(Entries taken from a collection)
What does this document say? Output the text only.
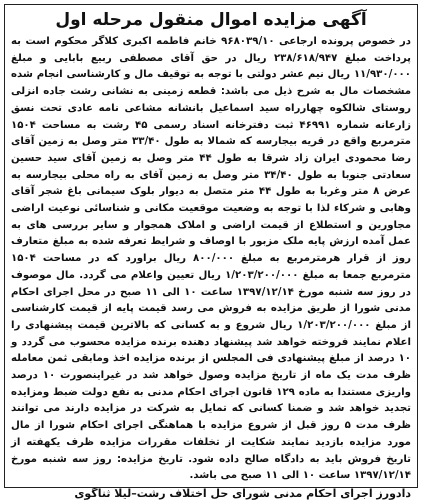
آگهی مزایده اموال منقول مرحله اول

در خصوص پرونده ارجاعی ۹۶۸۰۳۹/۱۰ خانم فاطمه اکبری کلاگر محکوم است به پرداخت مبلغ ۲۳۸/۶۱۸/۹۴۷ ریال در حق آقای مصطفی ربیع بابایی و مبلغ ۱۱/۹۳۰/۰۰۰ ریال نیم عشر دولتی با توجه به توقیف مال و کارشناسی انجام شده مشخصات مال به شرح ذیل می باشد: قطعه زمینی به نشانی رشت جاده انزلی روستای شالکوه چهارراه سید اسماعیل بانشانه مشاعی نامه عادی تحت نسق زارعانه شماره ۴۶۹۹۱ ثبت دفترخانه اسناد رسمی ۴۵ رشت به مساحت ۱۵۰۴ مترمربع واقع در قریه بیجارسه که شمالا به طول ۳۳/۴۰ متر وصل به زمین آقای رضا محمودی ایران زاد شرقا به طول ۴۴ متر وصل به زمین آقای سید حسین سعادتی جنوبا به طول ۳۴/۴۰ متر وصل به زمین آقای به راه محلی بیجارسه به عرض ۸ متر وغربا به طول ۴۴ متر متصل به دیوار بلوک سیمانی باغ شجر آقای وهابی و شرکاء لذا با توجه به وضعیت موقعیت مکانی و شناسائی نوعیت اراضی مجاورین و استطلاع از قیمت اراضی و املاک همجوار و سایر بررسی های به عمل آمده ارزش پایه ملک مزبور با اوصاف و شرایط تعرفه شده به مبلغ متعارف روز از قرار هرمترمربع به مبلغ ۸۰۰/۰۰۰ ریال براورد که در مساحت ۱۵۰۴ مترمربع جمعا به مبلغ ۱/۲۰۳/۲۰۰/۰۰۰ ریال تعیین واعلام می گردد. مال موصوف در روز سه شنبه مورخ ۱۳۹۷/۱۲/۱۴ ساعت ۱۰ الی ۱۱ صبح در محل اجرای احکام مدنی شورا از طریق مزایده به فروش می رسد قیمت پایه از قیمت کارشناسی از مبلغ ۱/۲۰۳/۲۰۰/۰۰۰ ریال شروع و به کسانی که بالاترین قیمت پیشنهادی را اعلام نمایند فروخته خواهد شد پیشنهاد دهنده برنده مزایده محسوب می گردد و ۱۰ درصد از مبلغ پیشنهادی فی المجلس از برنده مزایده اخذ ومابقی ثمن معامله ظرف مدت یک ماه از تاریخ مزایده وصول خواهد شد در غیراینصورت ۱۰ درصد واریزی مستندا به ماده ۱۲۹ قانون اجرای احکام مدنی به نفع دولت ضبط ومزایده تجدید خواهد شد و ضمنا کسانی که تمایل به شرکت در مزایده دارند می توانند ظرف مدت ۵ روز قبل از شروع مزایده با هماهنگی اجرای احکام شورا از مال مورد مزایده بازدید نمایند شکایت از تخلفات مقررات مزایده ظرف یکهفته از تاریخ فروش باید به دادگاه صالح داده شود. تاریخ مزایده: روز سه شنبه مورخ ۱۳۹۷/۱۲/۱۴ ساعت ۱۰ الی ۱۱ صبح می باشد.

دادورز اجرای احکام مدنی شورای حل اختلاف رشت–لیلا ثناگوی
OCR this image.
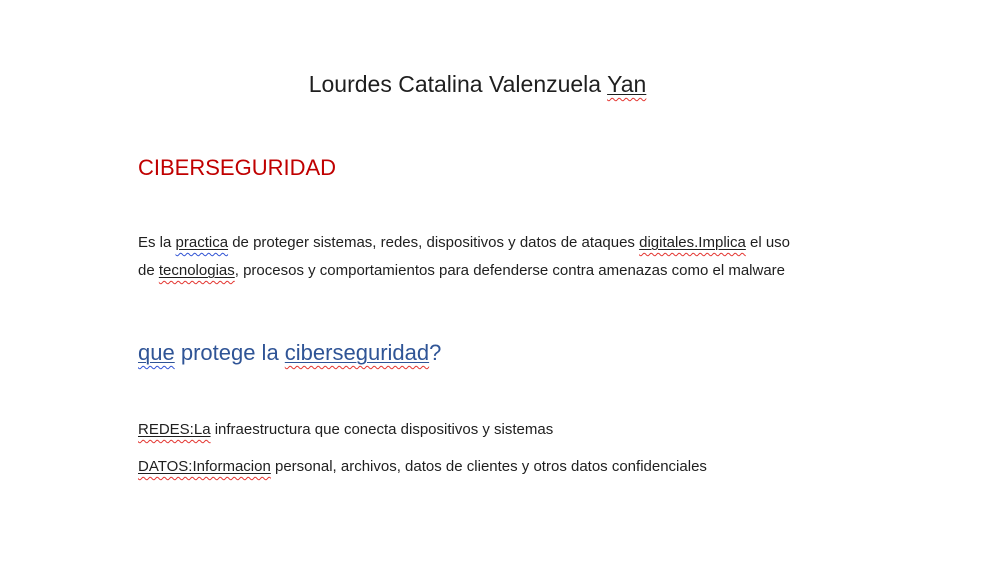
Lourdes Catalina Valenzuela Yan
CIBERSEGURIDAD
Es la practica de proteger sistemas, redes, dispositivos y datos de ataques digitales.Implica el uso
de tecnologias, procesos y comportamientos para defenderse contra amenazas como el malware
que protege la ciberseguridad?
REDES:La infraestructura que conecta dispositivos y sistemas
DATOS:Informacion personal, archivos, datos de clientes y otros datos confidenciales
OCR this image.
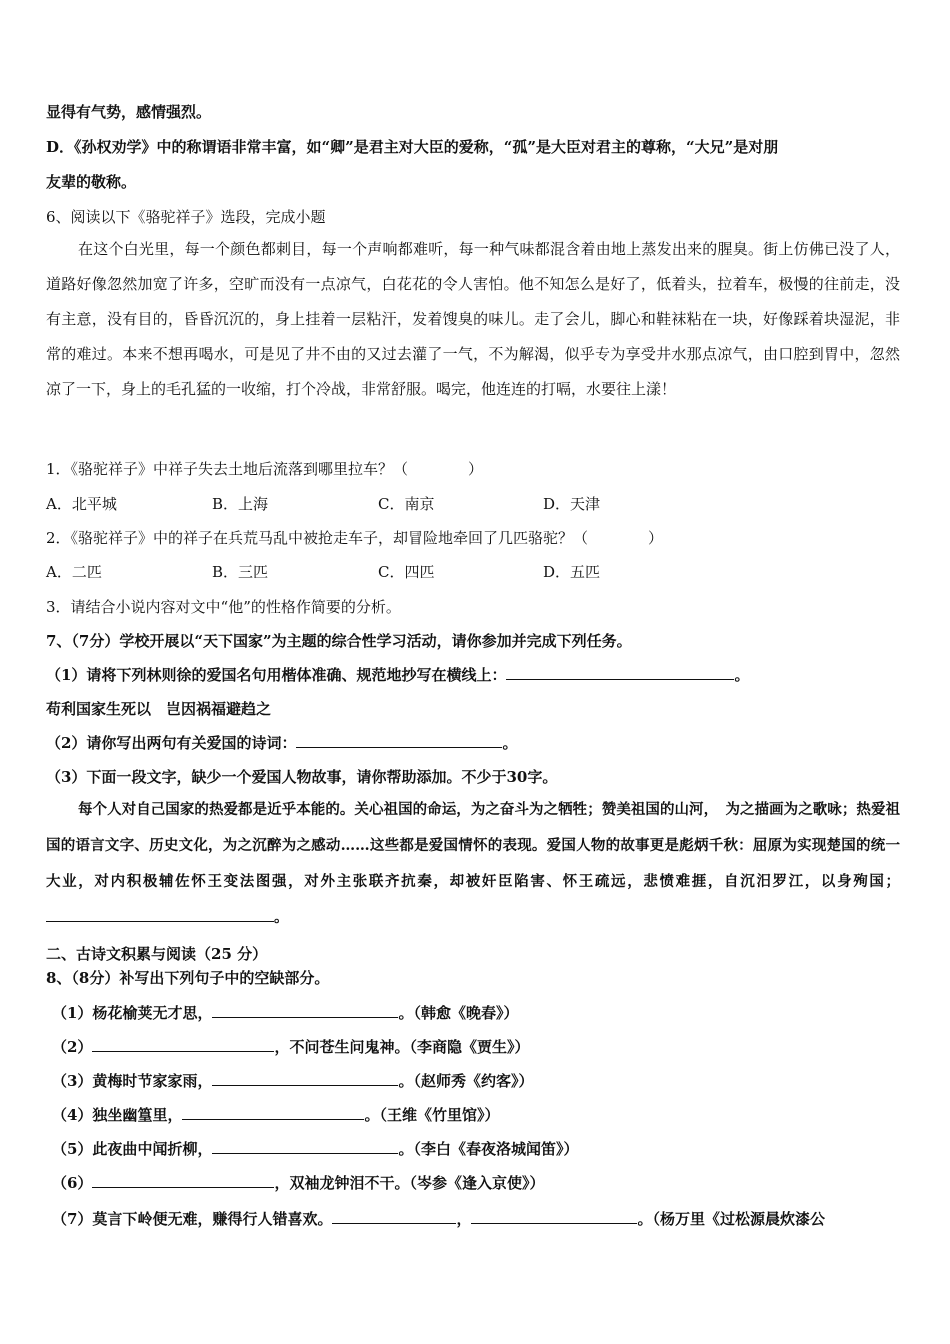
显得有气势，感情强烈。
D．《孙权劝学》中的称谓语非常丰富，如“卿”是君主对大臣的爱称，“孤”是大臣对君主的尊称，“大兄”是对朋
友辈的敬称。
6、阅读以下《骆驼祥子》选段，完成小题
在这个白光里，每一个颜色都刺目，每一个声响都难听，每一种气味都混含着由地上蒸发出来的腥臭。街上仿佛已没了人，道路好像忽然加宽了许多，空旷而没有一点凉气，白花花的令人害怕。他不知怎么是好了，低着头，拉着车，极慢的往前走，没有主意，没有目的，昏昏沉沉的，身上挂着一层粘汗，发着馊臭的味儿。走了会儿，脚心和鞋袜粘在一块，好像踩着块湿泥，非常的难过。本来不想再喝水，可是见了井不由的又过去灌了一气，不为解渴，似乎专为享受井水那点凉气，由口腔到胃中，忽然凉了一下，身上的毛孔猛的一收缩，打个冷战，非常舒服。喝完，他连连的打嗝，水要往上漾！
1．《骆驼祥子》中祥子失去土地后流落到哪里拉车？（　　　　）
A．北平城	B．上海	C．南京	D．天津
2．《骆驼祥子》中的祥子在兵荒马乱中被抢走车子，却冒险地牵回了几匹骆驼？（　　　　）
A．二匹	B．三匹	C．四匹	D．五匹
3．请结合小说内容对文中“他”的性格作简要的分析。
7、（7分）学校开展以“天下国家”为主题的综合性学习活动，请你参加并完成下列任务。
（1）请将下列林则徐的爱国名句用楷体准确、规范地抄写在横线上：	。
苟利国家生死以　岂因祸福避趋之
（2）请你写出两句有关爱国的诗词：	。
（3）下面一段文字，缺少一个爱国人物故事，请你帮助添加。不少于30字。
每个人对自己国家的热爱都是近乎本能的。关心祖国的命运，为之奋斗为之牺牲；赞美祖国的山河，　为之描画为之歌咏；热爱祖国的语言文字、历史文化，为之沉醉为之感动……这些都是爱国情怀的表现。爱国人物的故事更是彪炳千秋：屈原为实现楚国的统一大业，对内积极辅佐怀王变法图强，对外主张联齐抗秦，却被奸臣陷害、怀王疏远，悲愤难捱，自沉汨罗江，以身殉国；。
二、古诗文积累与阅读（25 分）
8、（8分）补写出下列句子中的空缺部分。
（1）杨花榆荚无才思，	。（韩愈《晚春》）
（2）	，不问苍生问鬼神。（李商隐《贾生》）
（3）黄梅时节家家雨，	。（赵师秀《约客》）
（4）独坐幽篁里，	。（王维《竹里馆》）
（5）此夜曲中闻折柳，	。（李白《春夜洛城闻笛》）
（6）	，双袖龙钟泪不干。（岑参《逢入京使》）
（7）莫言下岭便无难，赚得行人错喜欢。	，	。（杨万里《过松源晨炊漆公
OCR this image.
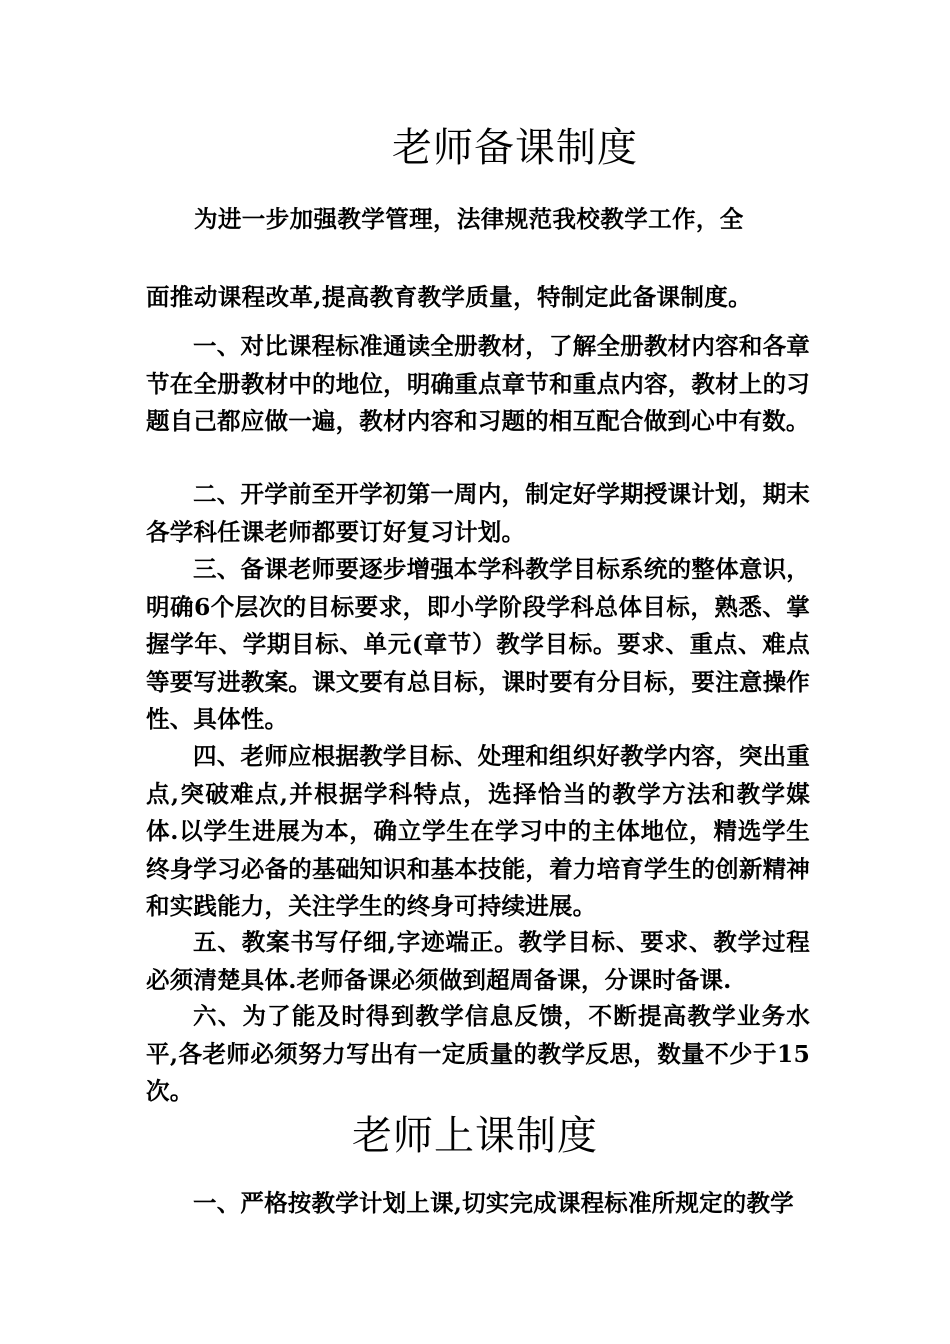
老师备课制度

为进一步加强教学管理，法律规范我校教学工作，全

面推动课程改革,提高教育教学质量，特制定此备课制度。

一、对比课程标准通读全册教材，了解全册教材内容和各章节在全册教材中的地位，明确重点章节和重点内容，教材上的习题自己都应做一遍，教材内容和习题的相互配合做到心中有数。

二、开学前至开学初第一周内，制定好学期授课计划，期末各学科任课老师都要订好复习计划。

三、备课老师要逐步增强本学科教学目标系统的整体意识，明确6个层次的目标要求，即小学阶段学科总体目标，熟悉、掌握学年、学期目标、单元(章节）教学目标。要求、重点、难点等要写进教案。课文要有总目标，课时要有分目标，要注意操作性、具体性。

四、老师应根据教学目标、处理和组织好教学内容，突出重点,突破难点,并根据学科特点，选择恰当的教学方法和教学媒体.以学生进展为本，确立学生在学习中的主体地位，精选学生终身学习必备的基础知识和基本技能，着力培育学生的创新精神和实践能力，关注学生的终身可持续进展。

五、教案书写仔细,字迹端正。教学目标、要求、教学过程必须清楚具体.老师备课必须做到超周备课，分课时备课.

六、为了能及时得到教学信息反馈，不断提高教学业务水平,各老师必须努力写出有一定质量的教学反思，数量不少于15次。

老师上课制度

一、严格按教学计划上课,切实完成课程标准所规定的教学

BRIEF - Copy every line of the listing that includes the string "骆驼祥子".

OUTPUT BELOW -
6、阅读以下《骆驼祥子》选段，完成小题
1．《骆驼祥子》中祥子失去土地后流落到哪里拉车？（　　　　）
2．《骆驼祥子》中的祥子在兵荒马乱中被抢走车子，却冒险地牵回了几匹骆驼？（　　　　）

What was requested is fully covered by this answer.